» Task objective: Reproduce the listing word for word, leaving every picture behind.

━━━

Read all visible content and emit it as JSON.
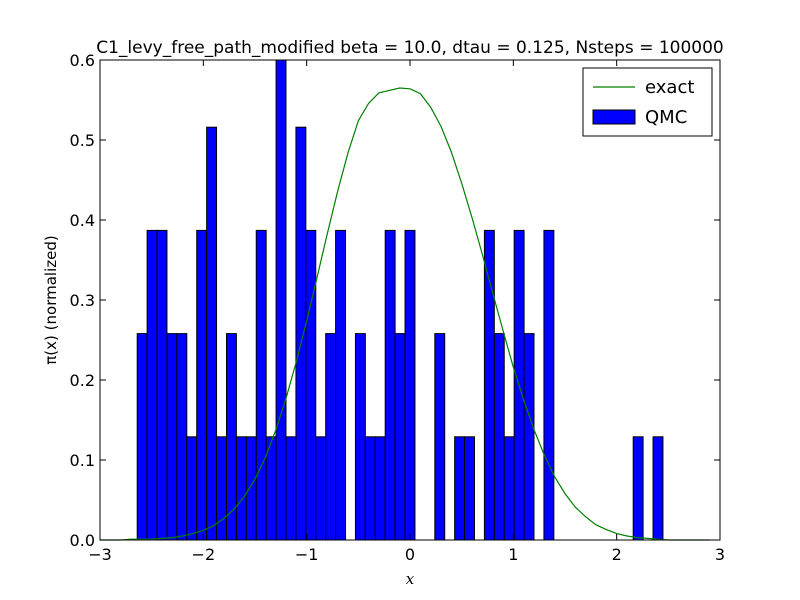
{
  "chart_data": {
    "type": "bar",
    "title": "C1_levy_free_path_modified beta = 10.0, dtau = 0.125, Nsteps = 100000",
    "xlabel": "x",
    "ylabel": "π(x) (normalized)",
    "xlim": [
      -3,
      3
    ],
    "ylim": [
      0,
      0.6
    ],
    "x_ticks": [
      -3,
      -2,
      -1,
      0,
      1,
      2,
      3
    ],
    "x_tick_labels": [
      "−3",
      "−2",
      "−1",
      "0",
      "1",
      "2",
      "3"
    ],
    "y_ticks": [
      0.0,
      0.1,
      0.2,
      0.3,
      0.4,
      0.5,
      0.6
    ],
    "y_tick_labels": [
      "0.0",
      "0.1",
      "0.2",
      "0.3",
      "0.4",
      "0.5",
      "0.6"
    ],
    "grid": false,
    "legend_position": "top-right",
    "histogram": {
      "name": "QMC",
      "color": "#0000ff",
      "edgecolor": "#000000",
      "bin_start": -2.64,
      "bin_width": 0.096,
      "values": [
        0.258,
        0.387,
        0.387,
        0.258,
        0.258,
        0.129,
        0.387,
        0.516,
        0.129,
        0.258,
        0.129,
        0.129,
        0.387,
        0.129,
        0.6,
        0.129,
        0.516,
        0.387,
        0.129,
        0.258,
        0.387,
        0.0,
        0.258,
        0.129,
        0.129,
        0.387,
        0.258,
        0.387,
        0.0,
        0.0,
        0.258,
        0.0,
        0.129,
        0.129,
        0.0,
        0.387,
        0.258,
        0.129,
        0.387,
        0.258,
        0.0,
        0.387,
        0.0,
        0.0,
        0.0,
        0.0,
        0.0,
        0.0,
        0.0,
        0.0,
        0.129,
        0.0,
        0.129
      ]
    },
    "series": [
      {
        "name": "exact",
        "type": "line",
        "color": "#008000",
        "x": [
          -3.0,
          -2.9,
          -2.8,
          -2.7,
          -2.6,
          -2.5,
          -2.4,
          -2.3,
          -2.2,
          -2.1,
          -2.0,
          -1.9,
          -1.8,
          -1.7,
          -1.6,
          -1.5,
          -1.4,
          -1.3,
          -1.2,
          -1.1,
          -1.0,
          -0.9,
          -0.8,
          -0.7,
          -0.6,
          -0.5,
          -0.4,
          -0.3,
          -0.2,
          -0.1,
          0.0,
          0.1,
          0.2,
          0.3,
          0.4,
          0.5,
          0.6,
          0.7,
          0.8,
          0.9,
          1.0,
          1.1,
          1.2,
          1.3,
          1.4,
          1.5,
          1.6,
          1.7,
          1.8,
          1.9,
          2.0,
          2.1,
          2.2,
          2.3,
          2.4,
          2.5,
          2.6,
          2.7,
          2.8,
          2.9
        ],
        "y": [
          0.0,
          0.0,
          0.0,
          0.001,
          0.001,
          0.001,
          0.002,
          0.003,
          0.005,
          0.008,
          0.012,
          0.018,
          0.027,
          0.039,
          0.055,
          0.076,
          0.103,
          0.137,
          0.177,
          0.223,
          0.274,
          0.328,
          0.383,
          0.436,
          0.484,
          0.524,
          0.546,
          0.559,
          0.562,
          0.565,
          0.564,
          0.558,
          0.541,
          0.517,
          0.485,
          0.446,
          0.403,
          0.357,
          0.309,
          0.262,
          0.216,
          0.175,
          0.138,
          0.106,
          0.079,
          0.058,
          0.041,
          0.029,
          0.019,
          0.013,
          0.008,
          0.005,
          0.003,
          0.002,
          0.001,
          0.0,
          0.0,
          0.0,
          0.0,
          0.0
        ]
      }
    ],
    "legend": [
      {
        "label": "exact",
        "kind": "line",
        "color": "#008000"
      },
      {
        "label": "QMC",
        "kind": "patch",
        "color": "#0000ff"
      }
    ]
  }
}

━━━

» Result for this task:
Read all visible content and emit it as JSON.
{
  "chart_data": {
    "type": "bar",
    "title": "C1_levy_free_path_modified beta = 10.0, dtau = 0.125, Nsteps = 100000",
    "xlabel": "x",
    "ylabel": "π(x) (normalized)",
    "xlim": [
      -3,
      3
    ],
    "ylim": [
      0,
      0.6
    ],
    "x_ticks": [
      -3,
      -2,
      -1,
      0,
      1,
      2,
      3
    ],
    "x_tick_labels": [
      "−3",
      "−2",
      "−1",
      "0",
      "1",
      "2",
      "3"
    ],
    "y_ticks": [
      0.0,
      0.1,
      0.2,
      0.3,
      0.4,
      0.5,
      0.6
    ],
    "y_tick_labels": [
      "0.0",
      "0.1",
      "0.2",
      "0.3",
      "0.4",
      "0.5",
      "0.6"
    ],
    "grid": false,
    "legend_position": "top-right",
    "histogram": {
      "name": "QMC",
      "color": "#0000ff",
      "edgecolor": "#000000",
      "bin_start": -2.64,
      "bin_width": 0.096,
      "values": [
        0.258,
        0.387,
        0.387,
        0.258,
        0.258,
        0.129,
        0.387,
        0.516,
        0.129,
        0.258,
        0.129,
        0.129,
        0.387,
        0.129,
        0.6,
        0.129,
        0.516,
        0.387,
        0.129,
        0.258,
        0.387,
        0.0,
        0.258,
        0.129,
        0.129,
        0.387,
        0.258,
        0.387,
        0.0,
        0.0,
        0.258,
        0.0,
        0.129,
        0.129,
        0.0,
        0.387,
        0.258,
        0.129,
        0.387,
        0.258,
        0.0,
        0.387,
        0.0,
        0.0,
        0.0,
        0.0,
        0.0,
        0.0,
        0.0,
        0.0,
        0.129,
        0.0,
        0.129
      ]
    },
    "series": [
      {
        "name": "exact",
        "type": "line",
        "color": "#008000",
        "x": [
          -3.0,
          -2.9,
          -2.8,
          -2.7,
          -2.6,
          -2.5,
          -2.4,
          -2.3,
          -2.2,
          -2.1,
          -2.0,
          -1.9,
          -1.8,
          -1.7,
          -1.6,
          -1.5,
          -1.4,
          -1.3,
          -1.2,
          -1.1,
          -1.0,
          -0.9,
          -0.8,
          -0.7,
          -0.6,
          -0.5,
          -0.4,
          -0.3,
          -0.2,
          -0.1,
          0.0,
          0.1,
          0.2,
          0.3,
          0.4,
          0.5,
          0.6,
          0.7,
          0.8,
          0.9,
          1.0,
          1.1,
          1.2,
          1.3,
          1.4,
          1.5,
          1.6,
          1.7,
          1.8,
          1.9,
          2.0,
          2.1,
          2.2,
          2.3,
          2.4,
          2.5,
          2.6,
          2.7,
          2.8,
          2.9
        ],
        "y": [
          0.0,
          0.0,
          0.0,
          0.001,
          0.001,
          0.001,
          0.002,
          0.003,
          0.005,
          0.008,
          0.012,
          0.018,
          0.027,
          0.039,
          0.055,
          0.076,
          0.103,
          0.137,
          0.177,
          0.223,
          0.274,
          0.328,
          0.383,
          0.436,
          0.484,
          0.524,
          0.546,
          0.559,
          0.562,
          0.565,
          0.564,
          0.558,
          0.541,
          0.517,
          0.485,
          0.446,
          0.403,
          0.357,
          0.309,
          0.262,
          0.216,
          0.175,
          0.138,
          0.106,
          0.079,
          0.058,
          0.041,
          0.029,
          0.019,
          0.013,
          0.008,
          0.005,
          0.003,
          0.002,
          0.001,
          0.0,
          0.0,
          0.0,
          0.0,
          0.0
        ]
      }
    ],
    "legend": [
      {
        "label": "exact",
        "kind": "line",
        "color": "#008000"
      },
      {
        "label": "QMC",
        "kind": "patch",
        "color": "#0000ff"
      }
    ]
  }
}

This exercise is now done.